* Provided material
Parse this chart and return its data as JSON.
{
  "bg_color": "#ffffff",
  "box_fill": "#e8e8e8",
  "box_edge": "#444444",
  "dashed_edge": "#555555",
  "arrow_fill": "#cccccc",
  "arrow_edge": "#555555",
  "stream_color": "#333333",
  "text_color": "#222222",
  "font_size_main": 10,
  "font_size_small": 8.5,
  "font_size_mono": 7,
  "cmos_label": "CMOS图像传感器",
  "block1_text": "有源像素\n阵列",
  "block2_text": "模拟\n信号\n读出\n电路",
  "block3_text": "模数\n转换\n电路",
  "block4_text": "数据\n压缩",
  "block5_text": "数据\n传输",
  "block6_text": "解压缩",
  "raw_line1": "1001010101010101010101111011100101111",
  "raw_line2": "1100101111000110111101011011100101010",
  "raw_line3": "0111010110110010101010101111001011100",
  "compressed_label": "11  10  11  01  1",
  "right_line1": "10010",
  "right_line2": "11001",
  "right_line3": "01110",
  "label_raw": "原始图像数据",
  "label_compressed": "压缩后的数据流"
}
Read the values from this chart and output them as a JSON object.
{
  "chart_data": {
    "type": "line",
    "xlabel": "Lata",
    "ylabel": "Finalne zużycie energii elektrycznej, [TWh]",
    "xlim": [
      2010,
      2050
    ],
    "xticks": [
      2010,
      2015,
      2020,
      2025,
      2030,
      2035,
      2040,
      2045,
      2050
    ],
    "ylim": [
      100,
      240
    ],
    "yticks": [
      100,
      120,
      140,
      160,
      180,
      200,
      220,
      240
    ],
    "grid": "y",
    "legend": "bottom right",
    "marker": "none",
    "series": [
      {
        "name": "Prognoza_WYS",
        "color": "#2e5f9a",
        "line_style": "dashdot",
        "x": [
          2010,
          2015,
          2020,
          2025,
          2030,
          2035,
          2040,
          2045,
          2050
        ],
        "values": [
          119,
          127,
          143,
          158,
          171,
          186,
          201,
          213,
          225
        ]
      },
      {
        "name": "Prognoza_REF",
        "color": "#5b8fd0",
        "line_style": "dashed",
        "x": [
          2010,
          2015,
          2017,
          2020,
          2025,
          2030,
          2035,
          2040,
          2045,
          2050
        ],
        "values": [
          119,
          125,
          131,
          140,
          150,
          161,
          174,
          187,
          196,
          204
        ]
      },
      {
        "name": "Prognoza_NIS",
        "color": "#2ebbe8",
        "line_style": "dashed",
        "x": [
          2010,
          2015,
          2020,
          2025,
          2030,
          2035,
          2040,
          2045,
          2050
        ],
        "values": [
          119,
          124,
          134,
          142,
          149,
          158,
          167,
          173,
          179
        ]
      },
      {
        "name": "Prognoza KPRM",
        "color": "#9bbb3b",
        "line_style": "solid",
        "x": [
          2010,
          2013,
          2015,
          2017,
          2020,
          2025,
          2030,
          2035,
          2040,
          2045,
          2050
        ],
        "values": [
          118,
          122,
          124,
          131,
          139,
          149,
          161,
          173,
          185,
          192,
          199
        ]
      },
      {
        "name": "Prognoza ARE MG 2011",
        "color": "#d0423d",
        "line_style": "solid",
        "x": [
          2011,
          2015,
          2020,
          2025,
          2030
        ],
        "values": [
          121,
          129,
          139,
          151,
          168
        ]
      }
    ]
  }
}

* Objective
In the entries above, find every line holding the word "this" and copy it out.

* Finished task
Parse this chart and return its data as JSON.
Read the values from this chart and output them as a JSON object.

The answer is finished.